■ Exercise details
Of the lines in the listing, how many include the string "beetlemoses"? Write the number and nothing else.

===

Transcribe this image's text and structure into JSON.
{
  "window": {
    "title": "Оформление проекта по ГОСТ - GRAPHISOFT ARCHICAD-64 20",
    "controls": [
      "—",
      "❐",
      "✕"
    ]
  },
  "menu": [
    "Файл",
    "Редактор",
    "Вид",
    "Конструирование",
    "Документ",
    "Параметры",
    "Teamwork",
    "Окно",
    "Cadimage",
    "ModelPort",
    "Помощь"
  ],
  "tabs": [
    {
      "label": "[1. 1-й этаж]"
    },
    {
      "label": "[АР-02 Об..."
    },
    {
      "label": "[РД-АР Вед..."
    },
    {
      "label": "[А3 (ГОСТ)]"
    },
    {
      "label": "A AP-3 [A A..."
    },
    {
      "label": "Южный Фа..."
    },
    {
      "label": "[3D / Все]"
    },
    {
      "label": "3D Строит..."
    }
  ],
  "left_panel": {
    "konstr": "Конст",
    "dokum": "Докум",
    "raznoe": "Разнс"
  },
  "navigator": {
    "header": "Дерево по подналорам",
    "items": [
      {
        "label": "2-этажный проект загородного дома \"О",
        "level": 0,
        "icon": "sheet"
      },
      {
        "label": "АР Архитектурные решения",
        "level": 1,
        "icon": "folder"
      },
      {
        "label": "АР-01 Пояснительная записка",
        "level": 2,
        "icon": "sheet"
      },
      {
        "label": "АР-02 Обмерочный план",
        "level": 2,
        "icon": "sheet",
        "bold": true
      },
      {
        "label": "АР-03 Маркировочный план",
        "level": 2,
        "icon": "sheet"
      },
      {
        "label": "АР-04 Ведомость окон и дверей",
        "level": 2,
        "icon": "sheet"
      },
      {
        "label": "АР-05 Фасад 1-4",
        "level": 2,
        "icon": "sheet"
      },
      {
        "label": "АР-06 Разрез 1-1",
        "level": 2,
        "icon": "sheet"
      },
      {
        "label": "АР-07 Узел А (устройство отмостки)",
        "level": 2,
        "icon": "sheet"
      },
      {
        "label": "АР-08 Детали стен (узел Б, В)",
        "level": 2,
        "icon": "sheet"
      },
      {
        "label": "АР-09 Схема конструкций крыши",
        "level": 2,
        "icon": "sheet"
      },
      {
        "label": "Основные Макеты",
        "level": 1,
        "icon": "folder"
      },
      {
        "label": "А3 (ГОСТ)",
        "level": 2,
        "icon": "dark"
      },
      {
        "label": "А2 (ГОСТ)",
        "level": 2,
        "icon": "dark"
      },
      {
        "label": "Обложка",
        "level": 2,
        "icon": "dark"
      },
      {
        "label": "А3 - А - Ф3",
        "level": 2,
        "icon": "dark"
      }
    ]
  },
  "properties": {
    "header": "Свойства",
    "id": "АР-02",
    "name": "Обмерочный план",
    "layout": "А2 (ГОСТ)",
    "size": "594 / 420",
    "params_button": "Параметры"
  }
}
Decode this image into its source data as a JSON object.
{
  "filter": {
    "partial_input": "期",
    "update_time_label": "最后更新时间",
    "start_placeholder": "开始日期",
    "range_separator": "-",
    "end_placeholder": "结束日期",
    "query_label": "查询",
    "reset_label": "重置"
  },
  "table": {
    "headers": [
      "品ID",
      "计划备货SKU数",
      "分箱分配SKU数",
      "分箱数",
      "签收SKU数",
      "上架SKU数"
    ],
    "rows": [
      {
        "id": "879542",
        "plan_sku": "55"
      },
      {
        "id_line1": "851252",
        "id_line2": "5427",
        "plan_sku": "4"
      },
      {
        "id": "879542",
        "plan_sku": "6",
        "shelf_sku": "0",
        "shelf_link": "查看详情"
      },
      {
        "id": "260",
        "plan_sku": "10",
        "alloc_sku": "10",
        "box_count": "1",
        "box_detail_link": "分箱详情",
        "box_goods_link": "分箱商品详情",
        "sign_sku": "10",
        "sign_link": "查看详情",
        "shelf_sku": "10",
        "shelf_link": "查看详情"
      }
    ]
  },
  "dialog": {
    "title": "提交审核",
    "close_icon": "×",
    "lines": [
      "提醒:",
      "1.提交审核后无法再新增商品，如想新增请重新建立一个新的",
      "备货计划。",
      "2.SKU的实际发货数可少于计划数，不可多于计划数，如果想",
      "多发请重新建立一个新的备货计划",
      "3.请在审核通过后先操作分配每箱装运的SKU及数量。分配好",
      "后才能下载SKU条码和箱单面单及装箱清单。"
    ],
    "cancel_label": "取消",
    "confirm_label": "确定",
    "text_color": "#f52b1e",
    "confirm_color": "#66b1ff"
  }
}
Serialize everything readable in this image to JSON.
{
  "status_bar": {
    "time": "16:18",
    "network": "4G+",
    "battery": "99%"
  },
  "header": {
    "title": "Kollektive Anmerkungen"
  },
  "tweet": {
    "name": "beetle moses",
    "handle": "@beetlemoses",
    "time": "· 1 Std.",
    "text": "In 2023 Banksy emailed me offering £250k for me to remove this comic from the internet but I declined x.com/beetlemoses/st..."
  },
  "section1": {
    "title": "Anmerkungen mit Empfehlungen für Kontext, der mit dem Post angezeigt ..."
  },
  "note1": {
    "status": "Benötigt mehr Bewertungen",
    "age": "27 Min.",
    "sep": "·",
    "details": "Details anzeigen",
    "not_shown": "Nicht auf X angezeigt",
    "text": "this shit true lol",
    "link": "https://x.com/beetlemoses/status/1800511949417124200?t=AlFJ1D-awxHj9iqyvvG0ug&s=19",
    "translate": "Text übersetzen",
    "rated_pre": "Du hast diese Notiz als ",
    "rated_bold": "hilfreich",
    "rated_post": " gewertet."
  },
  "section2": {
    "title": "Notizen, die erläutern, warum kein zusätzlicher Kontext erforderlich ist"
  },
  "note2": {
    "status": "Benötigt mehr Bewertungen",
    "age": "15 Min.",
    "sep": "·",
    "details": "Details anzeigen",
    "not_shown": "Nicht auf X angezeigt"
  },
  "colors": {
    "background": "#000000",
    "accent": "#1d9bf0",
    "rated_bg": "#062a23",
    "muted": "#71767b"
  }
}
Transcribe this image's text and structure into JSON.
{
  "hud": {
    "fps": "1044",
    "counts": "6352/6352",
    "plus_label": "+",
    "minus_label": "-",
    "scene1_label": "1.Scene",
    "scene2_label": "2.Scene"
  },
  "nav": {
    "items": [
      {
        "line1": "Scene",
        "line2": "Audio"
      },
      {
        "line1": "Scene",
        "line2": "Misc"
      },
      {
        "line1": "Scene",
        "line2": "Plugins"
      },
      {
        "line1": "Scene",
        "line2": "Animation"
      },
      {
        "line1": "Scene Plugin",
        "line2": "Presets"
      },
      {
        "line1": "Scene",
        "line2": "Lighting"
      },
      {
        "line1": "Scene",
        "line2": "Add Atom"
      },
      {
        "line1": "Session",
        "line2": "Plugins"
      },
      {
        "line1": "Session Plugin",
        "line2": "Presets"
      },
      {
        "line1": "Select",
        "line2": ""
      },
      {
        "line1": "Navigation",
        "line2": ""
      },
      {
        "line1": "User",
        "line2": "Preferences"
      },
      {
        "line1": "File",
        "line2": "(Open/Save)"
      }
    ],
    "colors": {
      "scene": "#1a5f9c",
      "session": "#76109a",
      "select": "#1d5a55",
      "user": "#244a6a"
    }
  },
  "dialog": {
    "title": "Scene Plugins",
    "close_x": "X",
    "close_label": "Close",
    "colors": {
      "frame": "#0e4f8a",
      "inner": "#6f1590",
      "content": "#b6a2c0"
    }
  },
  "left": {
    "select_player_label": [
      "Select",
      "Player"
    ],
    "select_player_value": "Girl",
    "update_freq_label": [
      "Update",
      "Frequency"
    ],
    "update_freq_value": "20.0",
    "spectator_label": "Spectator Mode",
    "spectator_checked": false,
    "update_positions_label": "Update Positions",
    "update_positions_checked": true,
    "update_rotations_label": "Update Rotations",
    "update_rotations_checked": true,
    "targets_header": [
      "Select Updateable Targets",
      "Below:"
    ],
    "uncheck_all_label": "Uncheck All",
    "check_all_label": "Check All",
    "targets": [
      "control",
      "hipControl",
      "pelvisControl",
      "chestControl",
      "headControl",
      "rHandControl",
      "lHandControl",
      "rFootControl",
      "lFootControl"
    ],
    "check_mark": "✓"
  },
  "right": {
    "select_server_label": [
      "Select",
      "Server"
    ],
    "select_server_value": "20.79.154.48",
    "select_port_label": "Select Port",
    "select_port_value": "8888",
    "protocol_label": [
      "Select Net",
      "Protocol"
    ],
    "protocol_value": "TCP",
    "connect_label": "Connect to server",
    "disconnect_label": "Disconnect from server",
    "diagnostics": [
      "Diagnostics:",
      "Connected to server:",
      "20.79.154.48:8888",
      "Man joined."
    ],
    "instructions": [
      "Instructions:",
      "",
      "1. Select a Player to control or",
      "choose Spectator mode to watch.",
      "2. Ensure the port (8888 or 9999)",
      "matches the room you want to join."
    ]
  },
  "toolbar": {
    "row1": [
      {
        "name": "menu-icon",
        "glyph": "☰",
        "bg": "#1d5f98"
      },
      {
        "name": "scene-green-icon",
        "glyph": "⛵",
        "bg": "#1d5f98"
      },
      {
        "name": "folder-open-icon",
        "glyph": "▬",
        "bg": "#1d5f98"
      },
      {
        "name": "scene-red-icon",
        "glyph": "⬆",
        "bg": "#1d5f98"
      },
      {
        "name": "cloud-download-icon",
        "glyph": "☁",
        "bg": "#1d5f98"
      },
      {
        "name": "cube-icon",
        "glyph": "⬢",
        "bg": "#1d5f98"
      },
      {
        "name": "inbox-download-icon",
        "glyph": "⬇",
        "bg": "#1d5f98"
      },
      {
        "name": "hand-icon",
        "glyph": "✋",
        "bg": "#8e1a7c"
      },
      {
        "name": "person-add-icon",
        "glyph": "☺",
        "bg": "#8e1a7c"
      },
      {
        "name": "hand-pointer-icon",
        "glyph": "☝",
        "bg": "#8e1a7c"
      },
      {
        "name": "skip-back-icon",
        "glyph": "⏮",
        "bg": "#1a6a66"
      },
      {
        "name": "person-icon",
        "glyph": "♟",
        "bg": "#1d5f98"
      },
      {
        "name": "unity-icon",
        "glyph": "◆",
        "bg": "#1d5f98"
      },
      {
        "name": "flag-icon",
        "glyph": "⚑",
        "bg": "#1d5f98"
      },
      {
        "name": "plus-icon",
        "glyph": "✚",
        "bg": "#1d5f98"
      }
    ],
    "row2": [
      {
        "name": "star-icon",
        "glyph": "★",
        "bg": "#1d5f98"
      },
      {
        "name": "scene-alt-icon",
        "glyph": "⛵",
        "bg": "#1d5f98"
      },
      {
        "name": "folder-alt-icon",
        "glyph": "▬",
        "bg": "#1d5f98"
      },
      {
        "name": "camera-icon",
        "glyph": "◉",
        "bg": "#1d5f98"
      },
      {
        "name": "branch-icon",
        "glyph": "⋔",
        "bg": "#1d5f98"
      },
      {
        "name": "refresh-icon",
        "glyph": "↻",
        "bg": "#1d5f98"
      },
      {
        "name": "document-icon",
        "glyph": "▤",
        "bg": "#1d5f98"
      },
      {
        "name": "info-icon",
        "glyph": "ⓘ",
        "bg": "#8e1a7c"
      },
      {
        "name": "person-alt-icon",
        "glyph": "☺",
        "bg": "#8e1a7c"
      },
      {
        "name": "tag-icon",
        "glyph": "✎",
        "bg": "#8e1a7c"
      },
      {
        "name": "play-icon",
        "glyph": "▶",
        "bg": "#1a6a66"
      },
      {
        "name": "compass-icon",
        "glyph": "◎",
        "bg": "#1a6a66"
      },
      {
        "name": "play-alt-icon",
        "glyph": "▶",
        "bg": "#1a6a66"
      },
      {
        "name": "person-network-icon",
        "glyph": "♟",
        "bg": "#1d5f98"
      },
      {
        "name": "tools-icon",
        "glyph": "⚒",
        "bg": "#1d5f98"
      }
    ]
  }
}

===

■ Finished answer
3